Copy out each line that includes the word "name".
[start of Data provided]
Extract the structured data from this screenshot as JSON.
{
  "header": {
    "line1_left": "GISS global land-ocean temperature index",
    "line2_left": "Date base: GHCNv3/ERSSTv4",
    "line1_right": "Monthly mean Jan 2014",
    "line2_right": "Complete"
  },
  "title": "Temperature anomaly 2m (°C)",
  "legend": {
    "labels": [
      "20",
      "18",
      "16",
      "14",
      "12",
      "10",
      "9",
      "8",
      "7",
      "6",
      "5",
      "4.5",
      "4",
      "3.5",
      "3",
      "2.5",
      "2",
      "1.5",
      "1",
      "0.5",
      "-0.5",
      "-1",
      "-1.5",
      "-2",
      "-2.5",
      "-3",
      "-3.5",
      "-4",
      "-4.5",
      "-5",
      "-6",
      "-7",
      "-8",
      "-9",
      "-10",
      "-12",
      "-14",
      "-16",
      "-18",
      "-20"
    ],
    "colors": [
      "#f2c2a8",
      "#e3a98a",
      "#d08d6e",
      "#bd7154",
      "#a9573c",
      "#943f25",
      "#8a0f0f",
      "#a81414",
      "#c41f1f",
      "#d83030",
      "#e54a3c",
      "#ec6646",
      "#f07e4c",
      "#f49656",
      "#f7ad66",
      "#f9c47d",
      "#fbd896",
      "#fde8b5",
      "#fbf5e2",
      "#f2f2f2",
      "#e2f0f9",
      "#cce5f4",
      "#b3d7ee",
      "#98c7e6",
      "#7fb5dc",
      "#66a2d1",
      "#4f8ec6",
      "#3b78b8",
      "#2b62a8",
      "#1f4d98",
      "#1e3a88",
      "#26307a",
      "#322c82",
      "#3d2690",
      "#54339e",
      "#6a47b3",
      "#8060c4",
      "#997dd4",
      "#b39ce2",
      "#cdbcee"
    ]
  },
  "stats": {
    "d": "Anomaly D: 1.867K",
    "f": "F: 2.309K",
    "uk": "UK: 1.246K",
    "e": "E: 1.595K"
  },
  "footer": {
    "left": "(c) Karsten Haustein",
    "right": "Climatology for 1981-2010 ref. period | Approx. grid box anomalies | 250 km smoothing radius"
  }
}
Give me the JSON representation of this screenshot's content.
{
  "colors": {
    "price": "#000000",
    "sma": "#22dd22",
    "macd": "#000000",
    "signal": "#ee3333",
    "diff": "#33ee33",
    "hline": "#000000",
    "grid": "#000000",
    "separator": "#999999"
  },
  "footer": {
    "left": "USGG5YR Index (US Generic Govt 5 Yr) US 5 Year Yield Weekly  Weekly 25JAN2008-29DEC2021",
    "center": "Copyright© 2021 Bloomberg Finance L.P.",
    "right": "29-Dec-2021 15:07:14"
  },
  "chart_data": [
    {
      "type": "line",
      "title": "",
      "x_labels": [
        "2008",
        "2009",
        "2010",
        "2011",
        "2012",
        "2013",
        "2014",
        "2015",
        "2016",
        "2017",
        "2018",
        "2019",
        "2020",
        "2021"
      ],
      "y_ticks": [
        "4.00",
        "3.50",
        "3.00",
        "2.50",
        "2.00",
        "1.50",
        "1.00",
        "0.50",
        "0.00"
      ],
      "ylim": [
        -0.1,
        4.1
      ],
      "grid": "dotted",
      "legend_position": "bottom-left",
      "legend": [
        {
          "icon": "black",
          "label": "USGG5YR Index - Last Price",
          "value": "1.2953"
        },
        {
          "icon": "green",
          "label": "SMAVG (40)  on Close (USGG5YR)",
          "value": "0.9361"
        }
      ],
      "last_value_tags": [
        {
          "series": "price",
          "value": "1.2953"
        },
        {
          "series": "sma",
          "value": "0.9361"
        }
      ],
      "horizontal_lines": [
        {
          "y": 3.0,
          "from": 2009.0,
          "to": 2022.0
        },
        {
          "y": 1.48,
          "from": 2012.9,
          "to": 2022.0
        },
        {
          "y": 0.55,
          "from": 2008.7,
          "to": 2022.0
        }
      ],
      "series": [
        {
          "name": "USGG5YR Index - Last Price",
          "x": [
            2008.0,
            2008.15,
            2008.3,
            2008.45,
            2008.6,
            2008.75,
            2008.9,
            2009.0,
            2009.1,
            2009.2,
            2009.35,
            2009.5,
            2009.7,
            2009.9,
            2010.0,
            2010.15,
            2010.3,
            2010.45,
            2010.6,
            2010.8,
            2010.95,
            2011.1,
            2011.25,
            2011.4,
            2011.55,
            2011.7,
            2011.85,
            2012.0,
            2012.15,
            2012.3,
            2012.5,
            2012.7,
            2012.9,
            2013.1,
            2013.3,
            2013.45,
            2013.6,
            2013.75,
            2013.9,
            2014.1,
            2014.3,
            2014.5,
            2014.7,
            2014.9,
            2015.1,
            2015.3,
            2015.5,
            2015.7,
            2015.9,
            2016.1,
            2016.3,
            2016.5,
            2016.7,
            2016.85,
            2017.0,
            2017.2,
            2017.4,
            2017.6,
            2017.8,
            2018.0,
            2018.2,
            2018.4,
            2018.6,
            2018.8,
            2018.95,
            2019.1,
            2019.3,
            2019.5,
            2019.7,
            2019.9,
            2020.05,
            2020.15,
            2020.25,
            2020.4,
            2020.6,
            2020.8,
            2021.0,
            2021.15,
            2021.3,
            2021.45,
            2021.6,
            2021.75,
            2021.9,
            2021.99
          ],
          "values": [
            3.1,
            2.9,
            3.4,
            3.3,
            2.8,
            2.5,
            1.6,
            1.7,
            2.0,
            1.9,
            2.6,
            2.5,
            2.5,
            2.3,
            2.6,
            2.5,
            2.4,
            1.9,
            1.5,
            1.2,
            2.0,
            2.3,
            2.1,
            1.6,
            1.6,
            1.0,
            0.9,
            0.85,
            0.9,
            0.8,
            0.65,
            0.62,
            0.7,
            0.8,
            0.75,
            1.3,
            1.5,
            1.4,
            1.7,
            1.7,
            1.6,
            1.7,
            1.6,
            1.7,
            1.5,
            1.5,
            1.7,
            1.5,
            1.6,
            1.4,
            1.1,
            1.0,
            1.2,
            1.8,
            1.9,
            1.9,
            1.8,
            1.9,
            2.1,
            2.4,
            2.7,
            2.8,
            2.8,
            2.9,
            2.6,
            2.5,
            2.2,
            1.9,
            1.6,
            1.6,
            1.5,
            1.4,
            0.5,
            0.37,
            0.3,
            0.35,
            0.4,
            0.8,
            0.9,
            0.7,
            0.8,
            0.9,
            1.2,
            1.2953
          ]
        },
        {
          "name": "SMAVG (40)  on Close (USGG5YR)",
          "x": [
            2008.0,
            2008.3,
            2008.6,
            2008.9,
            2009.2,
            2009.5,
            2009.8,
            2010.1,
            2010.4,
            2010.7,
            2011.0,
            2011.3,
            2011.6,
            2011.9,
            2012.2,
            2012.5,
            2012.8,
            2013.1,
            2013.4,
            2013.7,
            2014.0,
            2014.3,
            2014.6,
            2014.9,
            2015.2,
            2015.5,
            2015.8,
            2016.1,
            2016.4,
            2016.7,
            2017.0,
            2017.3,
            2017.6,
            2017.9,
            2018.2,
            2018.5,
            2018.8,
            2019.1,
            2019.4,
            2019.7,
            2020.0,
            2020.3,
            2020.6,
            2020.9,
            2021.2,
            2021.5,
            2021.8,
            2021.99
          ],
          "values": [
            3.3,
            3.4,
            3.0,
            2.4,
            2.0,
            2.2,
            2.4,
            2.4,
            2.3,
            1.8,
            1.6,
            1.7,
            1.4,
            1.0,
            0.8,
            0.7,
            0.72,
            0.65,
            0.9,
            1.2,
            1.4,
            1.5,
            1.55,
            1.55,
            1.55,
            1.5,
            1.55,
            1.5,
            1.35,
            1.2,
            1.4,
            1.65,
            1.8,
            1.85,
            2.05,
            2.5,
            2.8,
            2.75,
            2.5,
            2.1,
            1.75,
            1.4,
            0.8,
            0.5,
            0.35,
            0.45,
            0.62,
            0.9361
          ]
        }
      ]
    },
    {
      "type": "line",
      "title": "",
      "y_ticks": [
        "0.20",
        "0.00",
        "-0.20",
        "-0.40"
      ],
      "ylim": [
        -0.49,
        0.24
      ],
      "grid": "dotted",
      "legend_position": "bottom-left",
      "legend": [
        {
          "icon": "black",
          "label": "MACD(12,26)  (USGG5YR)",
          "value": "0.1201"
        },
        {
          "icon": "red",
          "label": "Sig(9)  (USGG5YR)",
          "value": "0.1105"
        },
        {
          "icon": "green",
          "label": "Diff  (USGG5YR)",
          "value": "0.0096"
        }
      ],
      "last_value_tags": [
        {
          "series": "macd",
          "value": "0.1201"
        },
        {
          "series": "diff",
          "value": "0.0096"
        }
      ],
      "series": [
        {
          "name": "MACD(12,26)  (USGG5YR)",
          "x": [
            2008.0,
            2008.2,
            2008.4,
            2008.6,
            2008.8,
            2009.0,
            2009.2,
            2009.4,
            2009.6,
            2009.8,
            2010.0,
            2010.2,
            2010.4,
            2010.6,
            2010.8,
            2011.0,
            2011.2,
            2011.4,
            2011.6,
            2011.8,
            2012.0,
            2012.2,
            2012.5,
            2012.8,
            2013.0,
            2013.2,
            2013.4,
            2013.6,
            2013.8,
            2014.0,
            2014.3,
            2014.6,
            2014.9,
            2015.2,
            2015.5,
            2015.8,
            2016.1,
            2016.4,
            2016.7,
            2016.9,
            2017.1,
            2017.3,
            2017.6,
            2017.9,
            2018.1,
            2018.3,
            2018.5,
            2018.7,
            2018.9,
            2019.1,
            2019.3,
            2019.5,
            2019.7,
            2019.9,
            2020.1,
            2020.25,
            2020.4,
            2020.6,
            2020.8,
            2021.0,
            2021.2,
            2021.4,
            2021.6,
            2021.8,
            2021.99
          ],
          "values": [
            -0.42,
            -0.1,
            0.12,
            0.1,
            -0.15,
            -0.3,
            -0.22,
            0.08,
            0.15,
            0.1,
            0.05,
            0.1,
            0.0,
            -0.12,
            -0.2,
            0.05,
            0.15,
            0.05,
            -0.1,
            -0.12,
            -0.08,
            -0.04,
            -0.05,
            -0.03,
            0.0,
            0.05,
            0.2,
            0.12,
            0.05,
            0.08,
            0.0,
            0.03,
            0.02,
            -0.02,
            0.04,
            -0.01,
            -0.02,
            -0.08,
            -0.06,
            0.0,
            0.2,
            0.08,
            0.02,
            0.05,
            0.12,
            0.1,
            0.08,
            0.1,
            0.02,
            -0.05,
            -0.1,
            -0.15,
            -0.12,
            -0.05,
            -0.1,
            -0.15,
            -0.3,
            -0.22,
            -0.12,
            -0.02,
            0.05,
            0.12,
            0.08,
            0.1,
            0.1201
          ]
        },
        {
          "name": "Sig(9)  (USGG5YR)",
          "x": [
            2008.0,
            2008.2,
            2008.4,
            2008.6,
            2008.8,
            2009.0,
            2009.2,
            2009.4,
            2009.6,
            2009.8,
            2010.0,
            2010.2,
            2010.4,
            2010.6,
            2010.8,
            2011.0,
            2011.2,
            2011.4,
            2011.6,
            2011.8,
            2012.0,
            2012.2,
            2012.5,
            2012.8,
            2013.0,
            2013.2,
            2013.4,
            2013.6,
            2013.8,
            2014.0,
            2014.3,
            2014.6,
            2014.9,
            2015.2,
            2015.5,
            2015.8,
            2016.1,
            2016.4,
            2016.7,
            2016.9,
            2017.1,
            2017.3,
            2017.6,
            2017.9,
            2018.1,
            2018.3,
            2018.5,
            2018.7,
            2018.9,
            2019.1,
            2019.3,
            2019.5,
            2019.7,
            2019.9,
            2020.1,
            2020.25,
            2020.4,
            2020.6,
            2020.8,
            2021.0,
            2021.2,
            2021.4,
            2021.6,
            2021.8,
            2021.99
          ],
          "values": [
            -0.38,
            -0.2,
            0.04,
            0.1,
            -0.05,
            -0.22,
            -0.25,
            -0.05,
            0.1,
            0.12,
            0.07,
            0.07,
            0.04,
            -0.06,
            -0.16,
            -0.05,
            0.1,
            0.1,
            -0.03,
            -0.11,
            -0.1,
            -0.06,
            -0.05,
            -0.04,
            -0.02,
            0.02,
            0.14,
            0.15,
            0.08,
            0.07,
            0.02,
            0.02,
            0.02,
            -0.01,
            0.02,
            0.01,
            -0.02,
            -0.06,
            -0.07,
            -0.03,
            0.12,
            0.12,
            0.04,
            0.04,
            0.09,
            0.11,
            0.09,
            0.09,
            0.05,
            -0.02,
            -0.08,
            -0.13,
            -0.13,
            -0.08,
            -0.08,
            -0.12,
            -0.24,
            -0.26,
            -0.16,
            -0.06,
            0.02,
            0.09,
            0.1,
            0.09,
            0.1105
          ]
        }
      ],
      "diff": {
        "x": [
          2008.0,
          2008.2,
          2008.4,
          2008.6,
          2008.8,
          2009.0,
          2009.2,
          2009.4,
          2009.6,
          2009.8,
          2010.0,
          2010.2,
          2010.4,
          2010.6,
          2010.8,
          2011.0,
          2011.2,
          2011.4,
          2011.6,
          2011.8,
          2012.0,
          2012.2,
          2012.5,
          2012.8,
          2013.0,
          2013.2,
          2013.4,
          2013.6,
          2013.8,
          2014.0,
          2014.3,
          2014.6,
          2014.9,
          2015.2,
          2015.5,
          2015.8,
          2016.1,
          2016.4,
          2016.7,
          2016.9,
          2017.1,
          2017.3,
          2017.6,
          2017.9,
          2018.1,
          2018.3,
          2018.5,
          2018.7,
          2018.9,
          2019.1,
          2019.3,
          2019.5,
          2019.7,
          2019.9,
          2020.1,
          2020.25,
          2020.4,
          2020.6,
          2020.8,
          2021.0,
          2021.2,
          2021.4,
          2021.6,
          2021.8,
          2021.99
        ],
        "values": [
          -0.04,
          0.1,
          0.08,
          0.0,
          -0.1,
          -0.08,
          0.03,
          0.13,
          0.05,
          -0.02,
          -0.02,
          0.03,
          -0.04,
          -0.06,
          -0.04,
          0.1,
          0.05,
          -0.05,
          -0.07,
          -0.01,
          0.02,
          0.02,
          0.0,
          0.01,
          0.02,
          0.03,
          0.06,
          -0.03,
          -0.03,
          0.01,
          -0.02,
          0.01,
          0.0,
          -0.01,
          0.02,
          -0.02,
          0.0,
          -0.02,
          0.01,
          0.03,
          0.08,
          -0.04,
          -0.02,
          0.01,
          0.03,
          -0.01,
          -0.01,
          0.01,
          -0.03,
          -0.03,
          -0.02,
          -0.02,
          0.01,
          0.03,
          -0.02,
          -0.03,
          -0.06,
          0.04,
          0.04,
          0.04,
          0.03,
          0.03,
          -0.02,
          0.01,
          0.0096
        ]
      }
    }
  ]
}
[end of Data provided]
_The answer_
          "name": "USGG5YR Index - Last Price",
          "name": "SMAVG (40)  on Close (USGG5YR)",
          "name": "MACD(12,26)  (USGG5YR)",
          "name": "Sig(9)  (USGG5YR)",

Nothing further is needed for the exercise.